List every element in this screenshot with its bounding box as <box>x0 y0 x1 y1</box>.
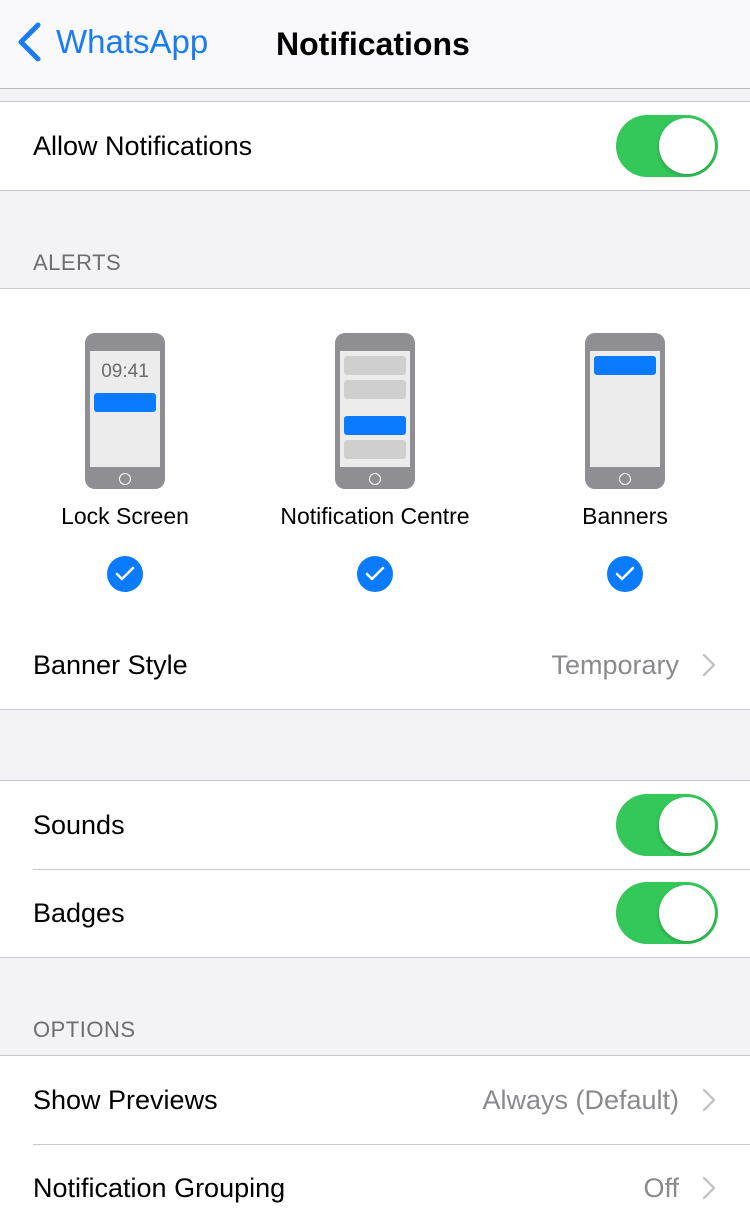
chevron-right-icon <box>702 653 716 677</box>
notification-centre-phone-icon <box>335 333 415 489</box>
checkmark-icon[interactable] <box>107 556 143 592</box>
banners-phone-icon <box>585 333 665 489</box>
show-previews-label: Show Previews <box>33 1084 218 1115</box>
allow-notifications-label: Allow Notifications <box>33 130 253 161</box>
options-group: Show Previews Always (Default) Notificat… <box>0 1055 750 1228</box>
banner-style-label: Banner Style <box>33 649 188 680</box>
alerts-section-header: ALERTS <box>33 250 122 275</box>
alerts-group: 09:41 Lock Screen Notification Centre Ba… <box>0 288 750 710</box>
show-previews-value: Always (Default) <box>482 1084 679 1115</box>
page-title: Notifications <box>276 26 470 62</box>
sounds-toggle[interactable] <box>616 794 718 856</box>
alert-style-banners[interactable]: Banners <box>500 289 750 592</box>
badges-label: Badges <box>33 897 125 928</box>
alert-style-label: Lock Screen <box>61 503 189 529</box>
lock-screen-phone-icon: 09:41 <box>85 333 165 489</box>
lock-screen-clock: 09:41 <box>101 361 149 382</box>
allow-notifications-row: Allow Notifications <box>0 102 750 190</box>
sounds-badges-group: Sounds Badges <box>0 780 750 958</box>
toggle-knob <box>659 885 715 941</box>
show-previews-row[interactable]: Show Previews Always (Default) <box>0 1056 750 1144</box>
allow-notifications-toggle[interactable] <box>616 115 718 177</box>
alert-styles: 09:41 Lock Screen Notification Centre Ba… <box>0 289 750 621</box>
banner-style-value: Temporary <box>551 649 679 680</box>
banner-style-row[interactable]: Banner Style Temporary <box>0 621 750 709</box>
options-section-header: OPTIONS <box>33 1017 136 1042</box>
notification-grouping-value: Off <box>643 1172 679 1203</box>
alert-style-notification-centre[interactable]: Notification Centre <box>250 289 500 592</box>
back-button[interactable]: WhatsApp <box>16 22 208 62</box>
notification-grouping-row[interactable]: Notification Grouping Off <box>0 1144 750 1228</box>
alert-style-label: Notification Centre <box>280 503 470 529</box>
allow-notifications-group: Allow Notifications <box>0 101 750 191</box>
chevron-left-icon <box>18 22 41 62</box>
checkmark-icon[interactable] <box>607 556 643 592</box>
navigation-bar: WhatsApp Notifications <box>0 0 750 89</box>
sounds-label: Sounds <box>33 809 125 840</box>
badges-toggle[interactable] <box>616 882 718 944</box>
badges-row: Badges <box>0 869 750 957</box>
alert-style-label: Banners <box>582 503 668 529</box>
chevron-right-icon <box>702 1088 716 1112</box>
back-label: WhatsApp <box>56 23 209 60</box>
notification-grouping-label: Notification Grouping <box>33 1172 286 1203</box>
sounds-row: Sounds <box>0 781 750 869</box>
alert-style-lock-screen[interactable]: 09:41 Lock Screen <box>0 289 250 592</box>
toggle-knob <box>659 118 715 174</box>
checkmark-icon[interactable] <box>357 556 393 592</box>
toggle-knob <box>659 797 715 853</box>
chevron-right-icon <box>702 1176 716 1200</box>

——

Gather every line from the entries above that contains the word "right". Case counts, so match only that exact capitalization.

◆ **OUTPUT BELOW**
chevron-right-icon <box>702 653 716 677</box>
chevron-right-icon <box>702 1088 716 1112</box>
chevron-right-icon <box>702 1176 716 1200</box>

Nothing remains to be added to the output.